[Sayfa Alıntısı]:
%%
USD 0,0000
EUR 0,0000
USD/EUR 0,00
ALTIN 000,00
BİST 0.000

AYNI ANDA BİR SÜRÜ ŞEY DÜŞÜNDÜĞÜNÜZ OLUR MU?

15-01-2019

Sizin de dilinizin ucuna gelen, sustuğunuz cümleleriniz yok mu? Hani o film repliği gibi: ”Yalan söylüyorsunuz uleennn” diye bağırıp, sokaklarda dolaşıp tokatı akşettiğiniz cümleleriniz. Yaka bağır yırtıp, ”Yeter uleennn” diye koştuğunuz. Sonra sustuğunuz sustuğunuz. Başka bir hayat mümkünken niye bunları yaşıyoruz dediğiniz. Sadece sessizce mırıldandığınız ‘küfürleriniz. ’Sus sus duyarlarsa tımarhaneye kapatırlar dediğiniz fikirleriniz, bastırılmış öfkeleriniz. Frued denen o Avusturyalı nörolog yaşasaydı ‘Aile dizimi’ yapar mıydı, acep.
%%
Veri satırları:
%%
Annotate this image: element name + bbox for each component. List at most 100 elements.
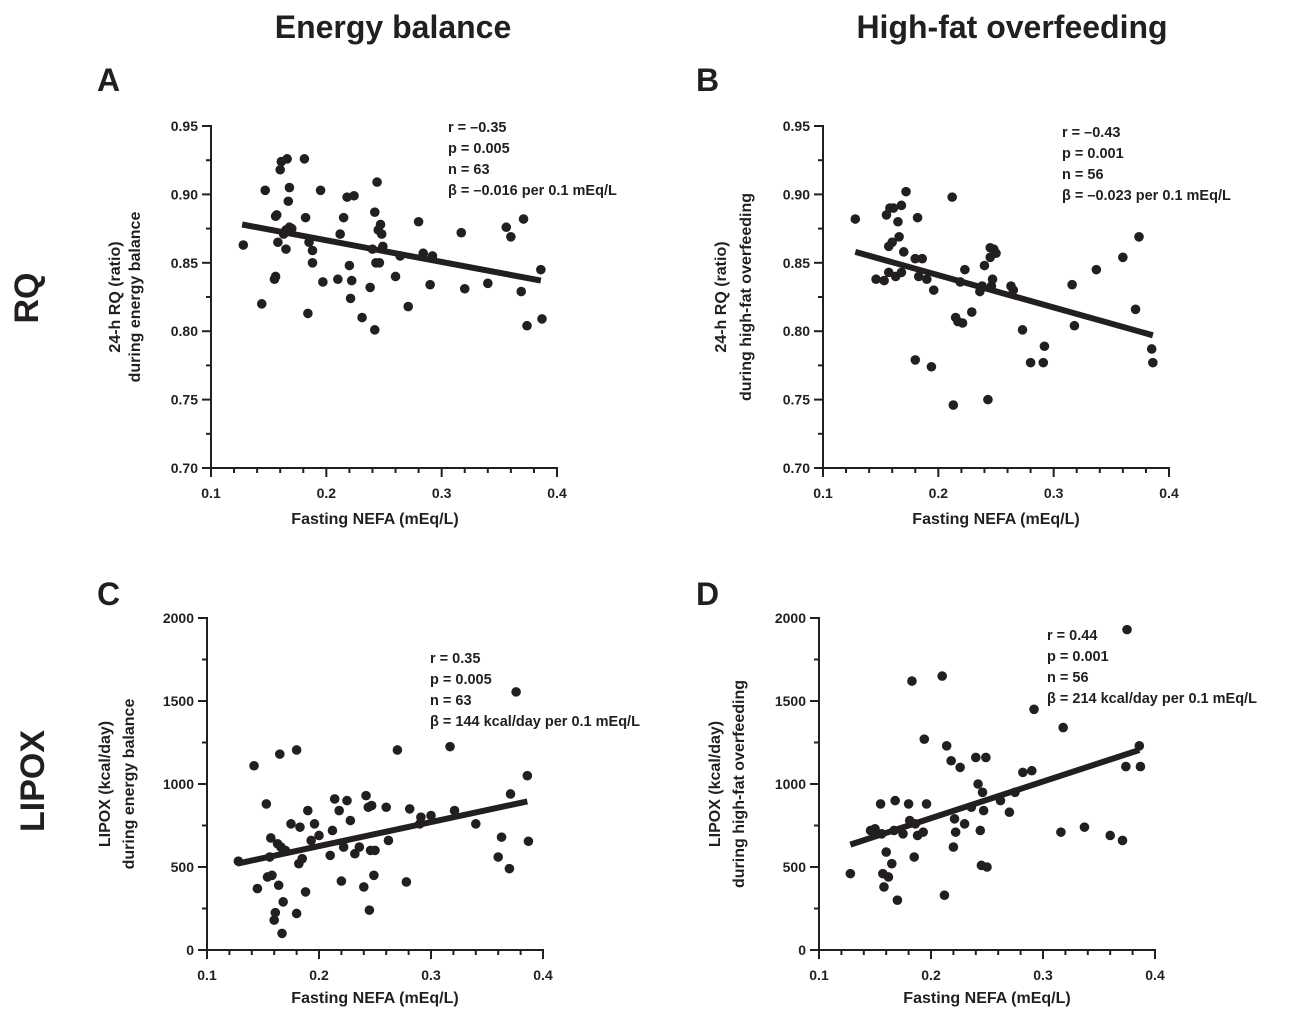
data-point-a (395, 251, 405, 261)
y-axis-title-a-line2: during energy balance (127, 212, 144, 383)
data-point-d (887, 858, 897, 869)
data-point-b (1025, 357, 1036, 368)
data-point-a (501, 222, 512, 233)
y-tick-label-d: 0 (798, 942, 806, 958)
data-point-d (975, 825, 986, 836)
data-point-c (306, 835, 316, 846)
data-point-c (445, 741, 455, 752)
data-point-c (361, 790, 371, 801)
x-tick-label-b: 0.3 (1044, 485, 1064, 501)
data-point-b (957, 318, 968, 328)
x-tick-label-c: 0.1 (197, 967, 217, 983)
y-tick-label-b: 0.95 (783, 118, 810, 134)
data-point-c (496, 832, 507, 842)
data-point-b (913, 271, 924, 282)
regression-line-c (236, 798, 528, 867)
data-point-d (870, 824, 880, 834)
data-point-a (374, 258, 385, 268)
data-point-a (369, 207, 380, 217)
x-tick-label-b: 0.4 (1159, 485, 1179, 501)
data-point-a (483, 278, 493, 289)
y-tick-label-d: 500 (783, 859, 807, 875)
data-point-d (949, 814, 960, 824)
data-point-c (342, 795, 352, 806)
data-point-a (425, 279, 435, 290)
data-point-a (303, 308, 313, 319)
data-point-b (871, 274, 881, 285)
y-tick-label-b: 0.70 (783, 460, 810, 476)
x-axis-title-c: Fasting NEFA (mEq/L) (291, 990, 458, 1007)
data-point-a (299, 154, 310, 164)
data-point-d (1117, 835, 1128, 846)
panel-b: B r = –0.43 p = 0.001 n = 56 β = –0.023 … (696, 62, 1231, 528)
y-axis-title-b-line2: during high-fat overfeeding (738, 193, 755, 401)
data-point-c (404, 804, 415, 814)
panel-a: A r = –0.35 p = 0.005 n = 63 β = –0.016 … (97, 62, 617, 528)
y-axis-title-b-line1: 24-h RQ (ratio) (713, 241, 730, 352)
data-point-b (922, 274, 932, 285)
x-tick-label-a: 0.3 (432, 485, 452, 501)
data-point-b (1039, 341, 1050, 352)
data-point-d (1058, 722, 1068, 733)
data-point-a (271, 210, 282, 220)
y-axis-title-a-line1: 24-h RQ (ratio) (107, 241, 124, 352)
data-point-c (449, 805, 460, 816)
data-point-a (369, 325, 380, 335)
regression-line-b (854, 248, 1154, 339)
data-point-a (338, 212, 349, 223)
data-point-c (314, 830, 324, 841)
x-tick-label-d: 0.4 (1145, 967, 1165, 983)
data-point-d (903, 799, 914, 809)
data-point-b (910, 253, 921, 264)
data-point-a (281, 244, 291, 254)
y-tick-label-c: 1000 (163, 776, 194, 792)
row-header-rq: RQ (8, 273, 46, 324)
data-point-d (879, 882, 889, 892)
y-tick-label-b: 0.85 (783, 255, 810, 271)
data-point-b (948, 400, 959, 410)
data-point-b (896, 200, 907, 211)
data-point-c (297, 853, 308, 864)
data-point-c (291, 745, 302, 755)
stat-p-a: p = 0.005 (448, 141, 510, 157)
col-header-energy-balance: Energy balance (275, 9, 512, 45)
data-point-c (252, 883, 263, 894)
data-point-b (1118, 252, 1128, 263)
data-point-c (471, 819, 481, 829)
data-point-c (416, 812, 426, 822)
stat-beta-d: β = 214 kcal/day per 0.1 mEq/L (1047, 691, 1257, 707)
data-point-c (280, 845, 291, 856)
data-point-d (1018, 767, 1028, 778)
data-point-d (1105, 830, 1115, 841)
x-tick-label-d: 0.1 (809, 967, 829, 983)
data-point-c (511, 687, 521, 697)
data-point-b (977, 281, 987, 291)
x-tick-label-d: 0.3 (1033, 967, 1053, 983)
data-point-d (978, 805, 989, 816)
data-point-c (278, 897, 288, 907)
data-point-a (284, 182, 295, 193)
data-point-a (333, 274, 343, 285)
x-tick-label-b: 0.1 (813, 485, 833, 501)
data-point-d (955, 762, 965, 773)
data-point-b (928, 285, 939, 295)
y-axis-title-c-line2: during energy balance (121, 699, 138, 870)
data-point-b (1038, 357, 1049, 368)
data-point-c (249, 760, 259, 771)
data-point-b (912, 212, 923, 223)
data-point-a (367, 244, 378, 254)
y-tick-label-d: 1500 (775, 693, 806, 709)
data-point-c (303, 805, 313, 816)
stat-beta-c: β = 144 kcal/day per 0.1 mEq/L (430, 714, 640, 730)
data-point-d (1010, 787, 1020, 798)
data-point-a (307, 245, 318, 256)
data-point-d (909, 852, 919, 862)
data-point-d (941, 741, 952, 751)
data-point-d (1135, 761, 1146, 772)
data-point-d (918, 827, 928, 837)
data-point-d (977, 787, 988, 798)
data-point-a (516, 286, 527, 297)
data-point-a (275, 164, 286, 175)
data-point-b (983, 394, 993, 405)
data-point-a (365, 282, 375, 293)
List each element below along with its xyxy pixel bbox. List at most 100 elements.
%%
[Görev Listesi]:
(a) Sayfa alıntısına göre aşağıdaki soruları yanıtlayın:
(i) Yazının tarihi nedir?
(ii) Yazının başlığı nedir?
(iii) Yazıda "Avusturyalı" diye anılan kişinin mesleği nedir?
(b) Lütfen sayfa alıntısının en başında değerleriyle birlikte verilen piyasa göstergelerinin adlarını eksiksiz sıralayın.

[Ayrıntılı Çözümler]:
(a)
(i) 15-01-2019
(ii) AYNI ANDA BİR SÜRÜ ŞEY DÜŞÜNDÜĞÜNÜZ OLUR MU?
(iii) Nörolog

(b) USD, EUR, USD/EUR, ALTIN, BİST